EXTRACTED MATERIAL ->
————————

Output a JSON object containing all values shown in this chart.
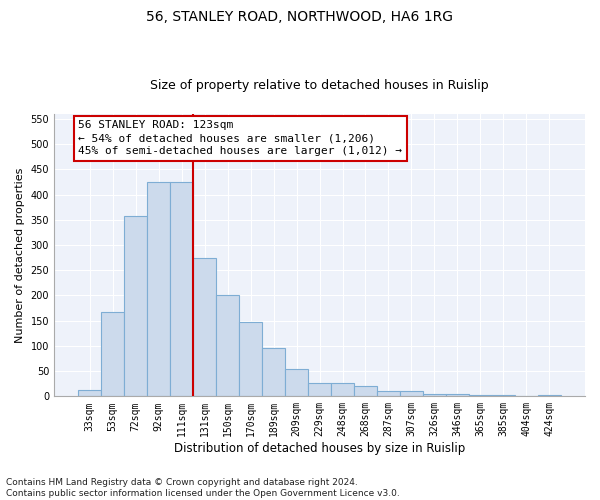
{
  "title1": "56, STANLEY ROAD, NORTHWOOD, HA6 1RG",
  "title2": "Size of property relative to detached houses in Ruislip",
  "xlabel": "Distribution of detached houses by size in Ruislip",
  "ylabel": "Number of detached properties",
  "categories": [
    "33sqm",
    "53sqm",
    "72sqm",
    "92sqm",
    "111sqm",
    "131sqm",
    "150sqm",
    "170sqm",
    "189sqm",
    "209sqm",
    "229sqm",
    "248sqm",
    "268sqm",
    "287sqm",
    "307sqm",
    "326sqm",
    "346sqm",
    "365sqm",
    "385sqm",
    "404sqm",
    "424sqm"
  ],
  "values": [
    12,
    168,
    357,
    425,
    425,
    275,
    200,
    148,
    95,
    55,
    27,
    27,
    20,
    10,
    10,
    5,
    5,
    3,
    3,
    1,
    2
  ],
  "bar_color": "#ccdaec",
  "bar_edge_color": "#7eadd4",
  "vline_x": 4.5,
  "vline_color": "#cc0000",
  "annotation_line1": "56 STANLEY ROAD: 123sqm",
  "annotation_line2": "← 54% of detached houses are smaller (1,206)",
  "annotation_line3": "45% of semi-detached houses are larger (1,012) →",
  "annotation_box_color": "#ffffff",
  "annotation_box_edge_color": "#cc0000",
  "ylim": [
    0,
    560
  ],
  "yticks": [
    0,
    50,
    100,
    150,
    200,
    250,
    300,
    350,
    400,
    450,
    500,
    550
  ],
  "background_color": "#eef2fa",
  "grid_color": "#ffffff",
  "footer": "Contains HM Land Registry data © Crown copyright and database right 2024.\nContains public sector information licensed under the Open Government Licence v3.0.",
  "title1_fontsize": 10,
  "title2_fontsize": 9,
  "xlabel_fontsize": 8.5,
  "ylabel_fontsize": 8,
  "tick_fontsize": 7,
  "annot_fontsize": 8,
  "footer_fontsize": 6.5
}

————————

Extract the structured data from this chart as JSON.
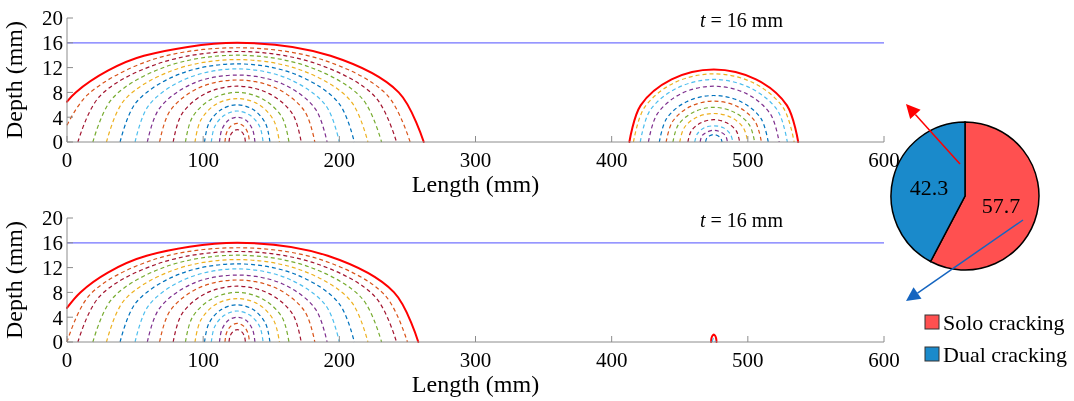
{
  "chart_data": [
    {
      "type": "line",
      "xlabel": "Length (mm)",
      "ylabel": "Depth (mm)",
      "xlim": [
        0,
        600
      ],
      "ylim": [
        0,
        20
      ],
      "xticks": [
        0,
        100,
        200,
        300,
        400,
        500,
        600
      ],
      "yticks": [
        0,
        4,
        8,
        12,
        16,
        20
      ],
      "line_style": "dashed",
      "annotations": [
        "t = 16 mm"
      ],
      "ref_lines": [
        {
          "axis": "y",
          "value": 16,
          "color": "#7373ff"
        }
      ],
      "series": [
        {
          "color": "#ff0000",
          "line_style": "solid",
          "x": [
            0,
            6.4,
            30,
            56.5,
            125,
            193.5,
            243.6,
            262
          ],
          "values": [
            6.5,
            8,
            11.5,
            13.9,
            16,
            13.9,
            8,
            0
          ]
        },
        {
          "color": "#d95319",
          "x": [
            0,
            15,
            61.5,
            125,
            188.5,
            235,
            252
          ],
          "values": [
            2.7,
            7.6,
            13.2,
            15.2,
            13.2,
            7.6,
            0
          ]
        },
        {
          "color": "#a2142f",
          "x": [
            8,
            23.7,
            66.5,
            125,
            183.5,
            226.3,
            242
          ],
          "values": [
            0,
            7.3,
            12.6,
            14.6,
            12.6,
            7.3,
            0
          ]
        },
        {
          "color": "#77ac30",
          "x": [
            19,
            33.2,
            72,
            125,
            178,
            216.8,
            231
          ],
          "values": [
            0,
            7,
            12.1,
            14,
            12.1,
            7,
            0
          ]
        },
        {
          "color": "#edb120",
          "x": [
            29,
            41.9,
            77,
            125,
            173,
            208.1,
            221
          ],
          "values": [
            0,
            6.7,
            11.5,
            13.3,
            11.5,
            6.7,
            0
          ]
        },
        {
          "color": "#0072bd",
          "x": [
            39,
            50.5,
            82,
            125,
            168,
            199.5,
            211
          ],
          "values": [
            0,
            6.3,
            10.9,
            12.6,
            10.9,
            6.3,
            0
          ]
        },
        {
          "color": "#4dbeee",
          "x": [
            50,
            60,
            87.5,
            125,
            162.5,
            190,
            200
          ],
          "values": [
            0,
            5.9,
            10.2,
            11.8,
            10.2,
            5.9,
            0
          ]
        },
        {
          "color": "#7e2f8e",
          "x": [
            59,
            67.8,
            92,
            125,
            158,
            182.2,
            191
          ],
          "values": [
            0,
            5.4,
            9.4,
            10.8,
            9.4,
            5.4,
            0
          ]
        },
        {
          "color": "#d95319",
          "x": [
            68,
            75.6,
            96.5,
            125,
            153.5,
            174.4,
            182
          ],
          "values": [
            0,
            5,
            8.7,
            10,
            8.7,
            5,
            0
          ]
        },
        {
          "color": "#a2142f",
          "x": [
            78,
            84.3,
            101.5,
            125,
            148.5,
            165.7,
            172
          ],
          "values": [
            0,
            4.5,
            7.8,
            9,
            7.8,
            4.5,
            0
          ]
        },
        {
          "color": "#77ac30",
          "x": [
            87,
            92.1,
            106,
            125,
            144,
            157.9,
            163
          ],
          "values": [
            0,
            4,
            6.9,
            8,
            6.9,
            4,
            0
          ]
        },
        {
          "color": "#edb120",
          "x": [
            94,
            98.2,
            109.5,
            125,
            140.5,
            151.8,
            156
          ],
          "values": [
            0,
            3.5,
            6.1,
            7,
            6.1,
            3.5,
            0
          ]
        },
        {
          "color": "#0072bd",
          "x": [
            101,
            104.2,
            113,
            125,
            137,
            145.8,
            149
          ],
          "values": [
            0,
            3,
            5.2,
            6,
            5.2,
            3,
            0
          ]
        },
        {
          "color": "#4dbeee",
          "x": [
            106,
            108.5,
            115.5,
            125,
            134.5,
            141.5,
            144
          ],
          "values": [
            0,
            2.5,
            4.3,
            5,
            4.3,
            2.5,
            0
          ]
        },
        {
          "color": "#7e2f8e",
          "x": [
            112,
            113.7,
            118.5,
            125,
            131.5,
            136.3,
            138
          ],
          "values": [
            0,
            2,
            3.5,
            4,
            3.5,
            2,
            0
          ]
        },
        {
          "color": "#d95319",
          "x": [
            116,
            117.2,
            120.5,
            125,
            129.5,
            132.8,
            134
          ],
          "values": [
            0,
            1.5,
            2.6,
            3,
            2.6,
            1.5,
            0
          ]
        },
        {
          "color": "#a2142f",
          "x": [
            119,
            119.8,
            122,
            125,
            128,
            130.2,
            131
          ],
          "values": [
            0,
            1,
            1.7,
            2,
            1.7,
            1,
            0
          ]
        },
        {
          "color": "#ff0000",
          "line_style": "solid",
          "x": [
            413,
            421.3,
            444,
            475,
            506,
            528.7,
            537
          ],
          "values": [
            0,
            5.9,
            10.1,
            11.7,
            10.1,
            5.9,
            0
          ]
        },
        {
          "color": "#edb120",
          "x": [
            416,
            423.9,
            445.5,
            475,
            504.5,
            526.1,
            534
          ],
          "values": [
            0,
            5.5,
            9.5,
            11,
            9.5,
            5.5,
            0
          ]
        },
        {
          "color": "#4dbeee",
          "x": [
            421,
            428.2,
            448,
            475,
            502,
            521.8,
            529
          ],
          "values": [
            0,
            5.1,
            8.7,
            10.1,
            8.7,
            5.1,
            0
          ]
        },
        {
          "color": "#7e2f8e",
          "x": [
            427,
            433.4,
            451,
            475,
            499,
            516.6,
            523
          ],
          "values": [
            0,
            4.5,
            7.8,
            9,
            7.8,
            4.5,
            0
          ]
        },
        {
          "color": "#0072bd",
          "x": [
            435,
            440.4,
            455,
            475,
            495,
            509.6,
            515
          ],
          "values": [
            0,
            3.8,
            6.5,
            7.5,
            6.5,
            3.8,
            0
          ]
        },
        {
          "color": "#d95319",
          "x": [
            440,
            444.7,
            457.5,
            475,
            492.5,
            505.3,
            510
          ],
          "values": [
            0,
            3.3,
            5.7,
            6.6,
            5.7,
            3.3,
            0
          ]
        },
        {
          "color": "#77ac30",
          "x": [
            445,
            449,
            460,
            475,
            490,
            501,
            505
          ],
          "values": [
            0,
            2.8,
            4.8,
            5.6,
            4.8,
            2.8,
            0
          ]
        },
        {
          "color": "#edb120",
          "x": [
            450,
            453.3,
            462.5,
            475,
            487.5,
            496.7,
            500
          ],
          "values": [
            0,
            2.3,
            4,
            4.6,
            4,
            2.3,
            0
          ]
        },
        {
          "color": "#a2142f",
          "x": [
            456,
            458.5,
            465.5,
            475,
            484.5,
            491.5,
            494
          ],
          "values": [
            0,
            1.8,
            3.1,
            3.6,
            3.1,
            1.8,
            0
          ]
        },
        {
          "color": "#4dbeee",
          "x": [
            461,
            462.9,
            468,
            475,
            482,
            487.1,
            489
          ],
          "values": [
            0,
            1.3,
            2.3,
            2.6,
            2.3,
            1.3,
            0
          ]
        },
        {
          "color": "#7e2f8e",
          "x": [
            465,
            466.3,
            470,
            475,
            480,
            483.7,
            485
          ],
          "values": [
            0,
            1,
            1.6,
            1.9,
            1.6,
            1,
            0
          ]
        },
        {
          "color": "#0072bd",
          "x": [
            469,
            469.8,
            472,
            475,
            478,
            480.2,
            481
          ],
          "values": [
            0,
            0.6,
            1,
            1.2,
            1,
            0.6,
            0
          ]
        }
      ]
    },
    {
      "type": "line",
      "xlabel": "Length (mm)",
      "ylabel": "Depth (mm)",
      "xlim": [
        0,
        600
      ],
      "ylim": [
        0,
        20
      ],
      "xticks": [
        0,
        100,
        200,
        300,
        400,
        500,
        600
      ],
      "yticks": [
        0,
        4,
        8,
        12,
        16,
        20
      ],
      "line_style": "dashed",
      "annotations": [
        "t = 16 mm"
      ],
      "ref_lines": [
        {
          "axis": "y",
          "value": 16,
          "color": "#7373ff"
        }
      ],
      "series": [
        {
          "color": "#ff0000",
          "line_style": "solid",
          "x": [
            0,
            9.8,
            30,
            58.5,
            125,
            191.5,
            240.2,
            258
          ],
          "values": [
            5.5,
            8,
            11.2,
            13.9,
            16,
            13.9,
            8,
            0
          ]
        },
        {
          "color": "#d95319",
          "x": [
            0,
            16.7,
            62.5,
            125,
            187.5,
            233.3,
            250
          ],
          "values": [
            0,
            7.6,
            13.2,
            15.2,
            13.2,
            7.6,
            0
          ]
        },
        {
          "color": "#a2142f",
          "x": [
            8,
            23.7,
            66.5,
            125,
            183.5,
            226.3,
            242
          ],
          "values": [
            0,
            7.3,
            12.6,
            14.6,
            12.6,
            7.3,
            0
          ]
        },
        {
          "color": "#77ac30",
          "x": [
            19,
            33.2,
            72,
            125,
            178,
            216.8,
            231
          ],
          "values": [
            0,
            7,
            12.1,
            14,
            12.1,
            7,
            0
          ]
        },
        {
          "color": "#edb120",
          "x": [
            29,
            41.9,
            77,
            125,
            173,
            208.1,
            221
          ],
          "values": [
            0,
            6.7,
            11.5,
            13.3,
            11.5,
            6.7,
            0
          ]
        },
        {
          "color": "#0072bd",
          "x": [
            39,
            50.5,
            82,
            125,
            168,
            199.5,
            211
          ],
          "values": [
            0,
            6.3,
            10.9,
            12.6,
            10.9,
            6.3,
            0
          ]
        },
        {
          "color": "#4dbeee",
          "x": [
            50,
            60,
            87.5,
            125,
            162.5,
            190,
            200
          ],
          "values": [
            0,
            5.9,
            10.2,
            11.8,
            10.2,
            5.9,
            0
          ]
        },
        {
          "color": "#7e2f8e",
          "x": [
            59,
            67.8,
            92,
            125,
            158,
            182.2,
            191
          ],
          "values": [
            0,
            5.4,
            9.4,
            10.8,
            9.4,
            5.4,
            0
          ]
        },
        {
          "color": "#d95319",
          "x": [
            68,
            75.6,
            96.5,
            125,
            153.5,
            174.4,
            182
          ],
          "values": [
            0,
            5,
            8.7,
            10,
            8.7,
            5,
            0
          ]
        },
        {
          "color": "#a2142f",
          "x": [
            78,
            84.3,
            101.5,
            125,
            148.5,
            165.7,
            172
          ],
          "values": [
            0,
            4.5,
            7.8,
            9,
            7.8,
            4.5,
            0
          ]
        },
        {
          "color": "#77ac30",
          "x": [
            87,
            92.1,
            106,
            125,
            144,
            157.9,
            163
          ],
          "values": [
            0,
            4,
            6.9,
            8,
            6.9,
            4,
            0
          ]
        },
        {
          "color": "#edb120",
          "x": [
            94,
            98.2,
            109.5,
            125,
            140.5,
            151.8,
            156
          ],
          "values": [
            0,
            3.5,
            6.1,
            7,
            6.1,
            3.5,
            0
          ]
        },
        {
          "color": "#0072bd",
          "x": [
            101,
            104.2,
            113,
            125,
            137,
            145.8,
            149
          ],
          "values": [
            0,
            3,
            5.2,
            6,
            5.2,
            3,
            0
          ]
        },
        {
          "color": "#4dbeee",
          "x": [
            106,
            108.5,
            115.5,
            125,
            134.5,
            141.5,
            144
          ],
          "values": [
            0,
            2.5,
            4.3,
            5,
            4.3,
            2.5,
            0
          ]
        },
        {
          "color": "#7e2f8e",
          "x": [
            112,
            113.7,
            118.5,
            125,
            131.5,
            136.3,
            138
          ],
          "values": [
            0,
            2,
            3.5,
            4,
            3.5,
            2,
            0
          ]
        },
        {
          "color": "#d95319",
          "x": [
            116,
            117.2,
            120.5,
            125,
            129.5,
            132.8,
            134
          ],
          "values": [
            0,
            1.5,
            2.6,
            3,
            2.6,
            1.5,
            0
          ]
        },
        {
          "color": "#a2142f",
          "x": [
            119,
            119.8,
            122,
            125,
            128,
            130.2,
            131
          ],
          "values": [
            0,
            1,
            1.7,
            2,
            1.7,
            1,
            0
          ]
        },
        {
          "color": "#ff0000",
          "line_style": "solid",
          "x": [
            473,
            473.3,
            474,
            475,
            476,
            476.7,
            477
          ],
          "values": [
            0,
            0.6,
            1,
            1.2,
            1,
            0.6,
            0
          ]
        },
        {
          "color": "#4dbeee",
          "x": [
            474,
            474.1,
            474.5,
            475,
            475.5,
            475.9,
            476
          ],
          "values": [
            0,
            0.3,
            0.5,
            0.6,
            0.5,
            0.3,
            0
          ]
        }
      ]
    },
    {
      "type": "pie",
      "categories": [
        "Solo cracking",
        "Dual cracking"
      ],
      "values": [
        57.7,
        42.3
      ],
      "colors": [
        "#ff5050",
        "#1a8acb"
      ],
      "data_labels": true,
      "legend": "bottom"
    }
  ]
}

————————

WHAT IS ASKED ->
Pick out and copy the lines of the entries that hold the string "ffffff".

REPLY ->
  "annotation_box_color": "#ffffff",
  "grid_color": "#ffffff",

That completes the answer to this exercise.